Word for word, repeat the entries, minus the pictures.
## start SUPPLIED ENTRIES
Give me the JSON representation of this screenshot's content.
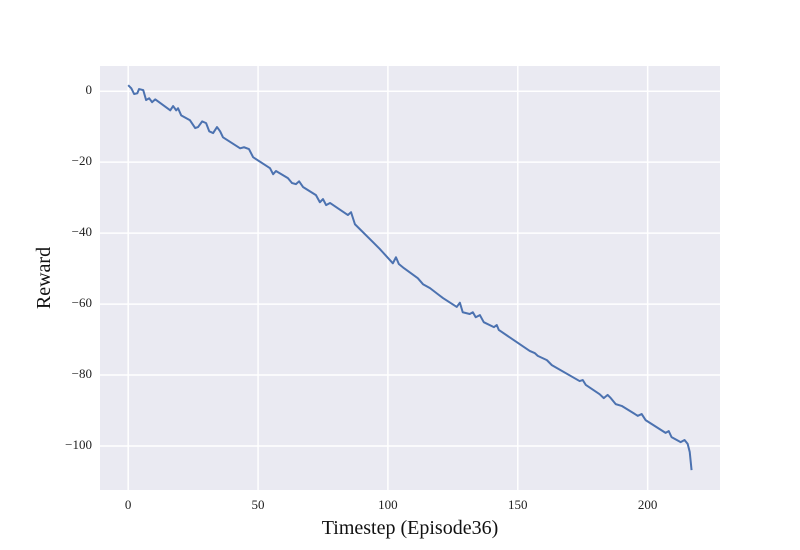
{
  "chart_data": {
    "type": "line",
    "xlabel": "Timestep (Episode36)",
    "ylabel": "Reward",
    "x": [
      0,
      1.2,
      2.3,
      3.5,
      4.2,
      5.8,
      6.9,
      8.1,
      9.2,
      10.4,
      16.2,
      17.3,
      18.5,
      19.2,
      20.4,
      23.8,
      25.8,
      26.9,
      28.5,
      30,
      31.2,
      32.7,
      34.2,
      35.4,
      36.5,
      43.1,
      44.6,
      46.5,
      48.1,
      54.6,
      55.8,
      56.9,
      61.5,
      63.1,
      64.6,
      65.8,
      67.3,
      72.3,
      73.8,
      75,
      76.2,
      77.7,
      84.6,
      85.8,
      87.3,
      94.6,
      96.9,
      101.9,
      103.1,
      104.2,
      106.2,
      111.5,
      113.5,
      116.2,
      119.2,
      121.2,
      126.5,
      127.7,
      128.8,
      131.5,
      132.7,
      133.8,
      135.4,
      136.9,
      140.8,
      141.9,
      142.7,
      154.6,
      156.5,
      157.7,
      161.2,
      163.1,
      173.8,
      175,
      176.2,
      181.5,
      183.1,
      184.6,
      185.8,
      187.7,
      190,
      196.2,
      197.7,
      199.2,
      206.9,
      208.1,
      209.2,
      212.7,
      214.2,
      215.4,
      216.2,
      216.9
    ],
    "series": [
      {
        "name": "Reward",
        "color": "#4c72b0",
        "values": [
          1.7,
          0.8,
          -0.8,
          -0.6,
          0.6,
          0.3,
          -2.5,
          -2,
          -3.1,
          -2.3,
          -5.4,
          -4.2,
          -5.4,
          -4.8,
          -6.8,
          -8.2,
          -10.4,
          -10.1,
          -8.5,
          -9,
          -11.3,
          -11.8,
          -10.1,
          -11.3,
          -13,
          -16.1,
          -15.8,
          -16.3,
          -18.6,
          -21.7,
          -23.4,
          -22.5,
          -24.5,
          -25.9,
          -26.2,
          -25.4,
          -27,
          -29.3,
          -31.3,
          -30.4,
          -32.1,
          -31.5,
          -34.9,
          -34.1,
          -37.5,
          -42.8,
          -44.5,
          -48.5,
          -46.8,
          -48.7,
          -49.9,
          -52.7,
          -54.4,
          -55.5,
          -57.2,
          -58.3,
          -60.8,
          -59.6,
          -62.3,
          -62.8,
          -62.3,
          -63.7,
          -63.1,
          -65.1,
          -66.5,
          -65.9,
          -67.3,
          -73.2,
          -73.8,
          -74.6,
          -75.8,
          -77.2,
          -81.7,
          -81.4,
          -82.8,
          -85.4,
          -86.5,
          -85.6,
          -86.5,
          -88.2,
          -88.7,
          -91.5,
          -91,
          -92.7,
          -96.3,
          -95.8,
          -97.5,
          -98.9,
          -98.3,
          -99.4,
          -101.7,
          -106.8
        ]
      }
    ],
    "xlim": [
      -10.85,
      227.85
    ],
    "xticks": [
      0,
      50,
      100,
      150,
      200
    ],
    "ylim": [
      -112.4,
      7.1
    ],
    "yticks": [
      0,
      {
        "value": -20,
        "label": "−20"
      },
      {
        "value": -40,
        "label": "−40"
      },
      {
        "value": -60,
        "label": "−60"
      },
      {
        "value": -80,
        "label": "−80"
      },
      {
        "value": -100,
        "label": "−100"
      }
    ],
    "grid": true,
    "background": "#eaeaf2"
  }
}
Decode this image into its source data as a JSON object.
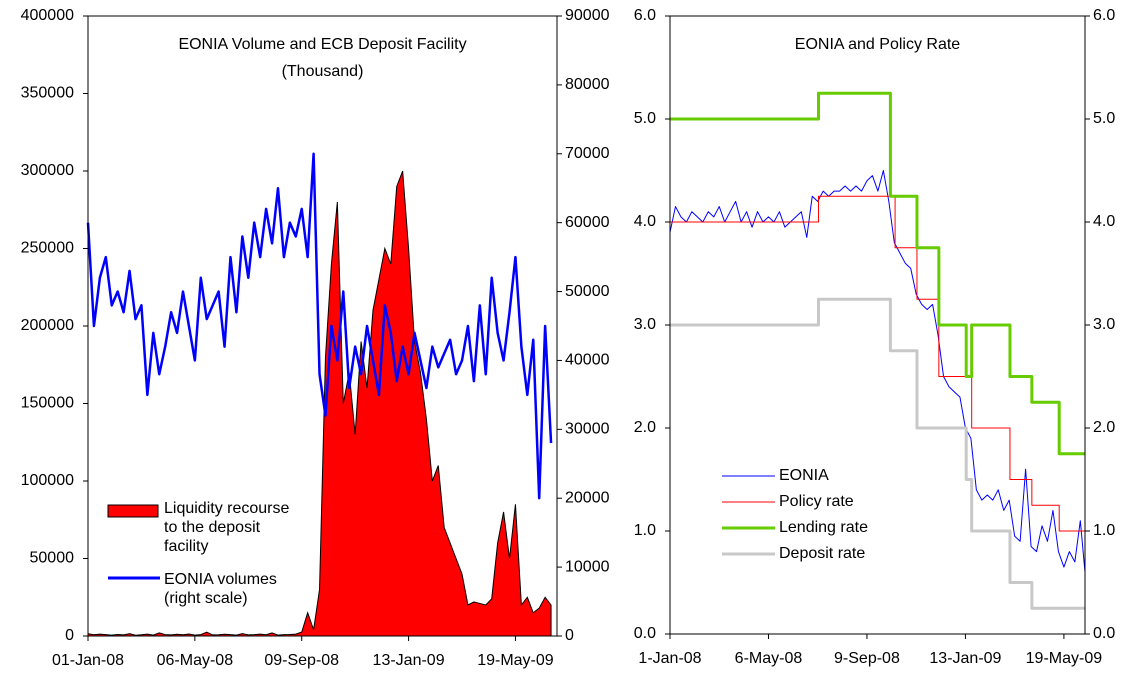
## end SUPPLIED ENTRIES
[SOLUTION TO THIS TASK]:
Give me the JSON representation of this screenshot's content.
{
  "chart_data": {
    "type": "line",
    "xlabel": "Timestep (Episode36)",
    "ylabel": "Reward",
    "x": [
      0,
      1.2,
      2.3,
      3.5,
      4.2,
      5.8,
      6.9,
      8.1,
      9.2,
      10.4,
      16.2,
      17.3,
      18.5,
      19.2,
      20.4,
      23.8,
      25.8,
      26.9,
      28.5,
      30,
      31.2,
      32.7,
      34.2,
      35.4,
      36.5,
      43.1,
      44.6,
      46.5,
      48.1,
      54.6,
      55.8,
      56.9,
      61.5,
      63.1,
      64.6,
      65.8,
      67.3,
      72.3,
      73.8,
      75,
      76.2,
      77.7,
      84.6,
      85.8,
      87.3,
      94.6,
      96.9,
      101.9,
      103.1,
      104.2,
      106.2,
      111.5,
      113.5,
      116.2,
      119.2,
      121.2,
      126.5,
      127.7,
      128.8,
      131.5,
      132.7,
      133.8,
      135.4,
      136.9,
      140.8,
      141.9,
      142.7,
      154.6,
      156.5,
      157.7,
      161.2,
      163.1,
      173.8,
      175,
      176.2,
      181.5,
      183.1,
      184.6,
      185.8,
      187.7,
      190,
      196.2,
      197.7,
      199.2,
      206.9,
      208.1,
      209.2,
      212.7,
      214.2,
      215.4,
      216.2,
      216.9
    ],
    "series": [
      {
        "name": "Reward",
        "color": "#4c72b0",
        "values": [
          1.7,
          0.8,
          -0.8,
          -0.6,
          0.6,
          0.3,
          -2.5,
          -2,
          -3.1,
          -2.3,
          -5.4,
          -4.2,
          -5.4,
          -4.8,
          -6.8,
          -8.2,
          -10.4,
          -10.1,
          -8.5,
          -9,
          -11.3,
          -11.8,
          -10.1,
          -11.3,
          -13,
          -16.1,
          -15.8,
          -16.3,
          -18.6,
          -21.7,
          -23.4,
          -22.5,
          -24.5,
          -25.9,
          -26.2,
          -25.4,
          -27,
          -29.3,
          -31.3,
          -30.4,
          -32.1,
          -31.5,
          -34.9,
          -34.1,
          -37.5,
          -42.8,
          -44.5,
          -48.5,
          -46.8,
          -48.7,
          -49.9,
          -52.7,
          -54.4,
          -55.5,
          -57.2,
          -58.3,
          -60.8,
          -59.6,
          -62.3,
          -62.8,
          -62.3,
          -63.7,
          -63.1,
          -65.1,
          -66.5,
          -65.9,
          -67.3,
          -73.2,
          -73.8,
          -74.6,
          -75.8,
          -77.2,
          -81.7,
          -81.4,
          -82.8,
          -85.4,
          -86.5,
          -85.6,
          -86.5,
          -88.2,
          -88.7,
          -91.5,
          -91,
          -92.7,
          -96.3,
          -95.8,
          -97.5,
          -98.9,
          -98.3,
          -99.4,
          -101.7,
          -106.8
        ]
      }
    ],
    "xlim": [
      -10.85,
      227.85
    ],
    "xticks": [
      0,
      50,
      100,
      150,
      200
    ],
    "ylim": [
      -112.4,
      7.1
    ],
    "yticks": [
      0,
      {
        "value": -20,
        "label": "−20"
      },
      {
        "value": -40,
        "label": "−40"
      },
      {
        "value": -60,
        "label": "−60"
      },
      {
        "value": -80,
        "label": "−80"
      },
      {
        "value": -100,
        "label": "−100"
      }
    ],
    "grid": true,
    "background": "#eaeaf2"
  }
}
Decode this image into its source data as a JSON object.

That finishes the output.